Data provided:
● ● ●

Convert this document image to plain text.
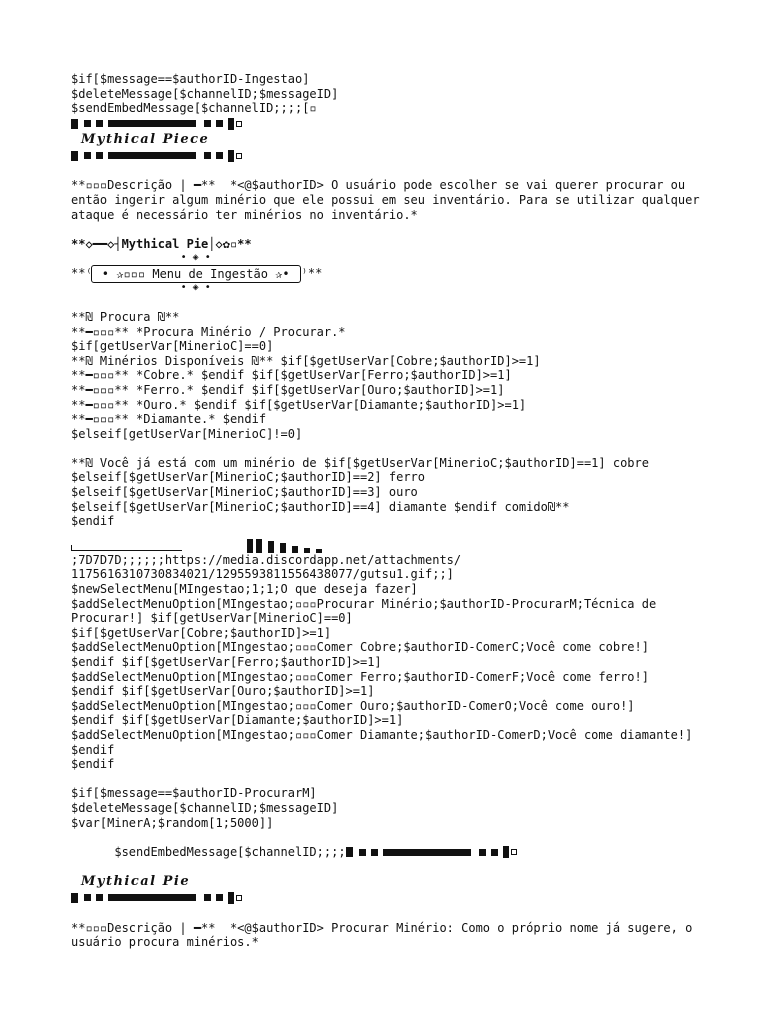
$if[$message==$authorID-Ingestao]
$deleteMessage[$channelID;$messageID]
$sendEmbedMessage[$channelID;;;;[▫
Mythical Piece
**▫▫▫Descrição | ━**  *<@$authorID> O usuário pode escolher se vai querer procurar ou então ingerir algum minério que ele possui em seu inventário. Para se utilizar qualquer ataque é necessário ter minérios no inventário.*
**◇━━◇┤Mythical Pie│◇✿▫**
**⁽
• ◈ •
• ✰▫▫▫ Menu de Ingestão ✰•
• ◈ •
⁾**
**₪ Procura ₪**
**━▫▫▫** *Procura Minério / Procurar.*
$if[getUserVar[MinerioC]==0]
**₪ Minérios Disponíveis ₪** $if[$getUserVar[Cobre;$authorID]>=1]
**━▫▫▫** *Cobre.* $endif $if[$getUserVar[Ferro;$authorID]>=1]
**━▫▫▫** *Ferro.* $endif $if[$getUserVar[Ouro;$authorID]>=1]
**━▫▫▫** *Ouro.* $endif $if[$getUserVar[Diamante;$authorID]>=1]
**━▫▫▫** *Diamante.* $endif
$elseif[getUserVar[MinerioC]!=0]
**₪ Você já está com um minério de $if[$getUserVar[MinerioC;$authorID]==1] cobre $elseif[$getUserVar[MinerioC;$authorID]==2] ferro $elseif[$getUserVar[MinerioC;$authorID]==3] ouro $elseif[$getUserVar[MinerioC;$authorID]==4] diamante $endif comido₪**
$endif
;7D7D7D;;;;;;https://media.discordapp.net/attachments/
1175616310730834021/1295593811556438077/gutsu1.gif;;]
$newSelectMenu[MIngestao;1;1;O que deseja fazer]
$addSelectMenuOption[MIngestao;▫▫▫Procurar Minério;$authorID-ProcurarM;Técnica de Procurar!] $if[getUserVar[MinerioC]==0]
$if[$getUserVar[Cobre;$authorID]>=1]
$addSelectMenuOption[MIngestao;▫▫▫Comer Cobre;$authorID-ComerC;Você come cobre!]
$endif $if[$getUserVar[Ferro;$authorID]>=1]
$addSelectMenuOption[MIngestao;▫▫▫Comer Ferro;$authorID-ComerF;Você come ferro!]
$endif $if[$getUserVar[Ouro;$authorID]>=1]
$addSelectMenuOption[MIngestao;▫▫▫Comer Ouro;$authorID-ComerO;Você come ouro!]
$endif $if[$getUserVar[Diamante;$authorID]>=1]
$addSelectMenuOption[MIngestao;▫▫▫Comer Diamante;$authorID-ComerD;Você come diamante!] $endif
$endif
$if[$message==$authorID-ProcurarM]
$deleteMessage[$channelID;$messageID]
$var[MinerA;$random[1;5000]]

$sendEmbedMessage[$channelID;;;;

Mythical Pie
**▫▫▫Descrição | ━**  *<@$authorID> Procurar Minério: Como o próprio nome já sugere, o usuário procura minérios.*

● ● ●

Instructions for the task:
Quote the entries above word for word. Leave the images out.

Output of the task:
Convert this document image to plain text.
$if[$message==$authorID-Ingestao]
$deleteMessage[$channelID;$messageID]
$sendEmbedMessage[$channelID;;;;[▫
Mythical Piece
**▫▫▫Descrição | ━**  *<@$authorID> O usuário pode escolher se vai querer procurar ou então ingerir algum minério que ele possui em seu inventário. Para se utilizar qualquer ataque é necessário ter minérios no inventário.*
**◇━━◇┤Mythical Pie│◇✿▫**
**⁽
• ◈ •
• ✰▫▫▫ Menu de Ingestão ✰•
• ◈ •
⁾**
**₪ Procura ₪**
**━▫▫▫** *Procura Minério / Procurar.*
$if[getUserVar[MinerioC]==0]
**₪ Minérios Disponíveis ₪** $if[$getUserVar[Cobre;$authorID]>=1]
**━▫▫▫** *Cobre.* $endif $if[$getUserVar[Ferro;$authorID]>=1]
**━▫▫▫** *Ferro.* $endif $if[$getUserVar[Ouro;$authorID]>=1]
**━▫▫▫** *Ouro.* $endif $if[$getUserVar[Diamante;$authorID]>=1]
**━▫▫▫** *Diamante.* $endif
$elseif[getUserVar[MinerioC]!=0]
**₪ Você já está com um minério de $if[$getUserVar[MinerioC;$authorID]==1] cobre $elseif[$getUserVar[MinerioC;$authorID]==2] ferro $elseif[$getUserVar[MinerioC;$authorID]==3] ouro $elseif[$getUserVar[MinerioC;$authorID]==4] diamante $endif comido₪**
$endif
;7D7D7D;;;;;;https://media.discordapp.net/attachments/
1175616310730834021/1295593811556438077/gutsu1.gif;;]
$newSelectMenu[MIngestao;1;1;O que deseja fazer]
$addSelectMenuOption[MIngestao;▫▫▫Procurar Minério;$authorID-ProcurarM;Técnica de Procurar!] $if[getUserVar[MinerioC]==0]
$if[$getUserVar[Cobre;$authorID]>=1]
$addSelectMenuOption[MIngestao;▫▫▫Comer Cobre;$authorID-ComerC;Você come cobre!]
$endif $if[$getUserVar[Ferro;$authorID]>=1]
$addSelectMenuOption[MIngestao;▫▫▫Comer Ferro;$authorID-ComerF;Você come ferro!]
$endif $if[$getUserVar[Ouro;$authorID]>=1]
$addSelectMenuOption[MIngestao;▫▫▫Comer Ouro;$authorID-ComerO;Você come ouro!]
$endif $if[$getUserVar[Diamante;$authorID]>=1]
$addSelectMenuOption[MIngestao;▫▫▫Comer Diamante;$authorID-ComerD;Você come diamante!] $endif
$endif
$if[$message==$authorID-ProcurarM]
$deleteMessage[$channelID;$messageID]
$var[MinerA;$random[1;5000]]

$sendEmbedMessage[$channelID;;;;

Mythical Pie
**▫▫▫Descrição | ━**  *<@$authorID> Procurar Minério: Como o próprio nome já sugere, o usuário procura minérios.*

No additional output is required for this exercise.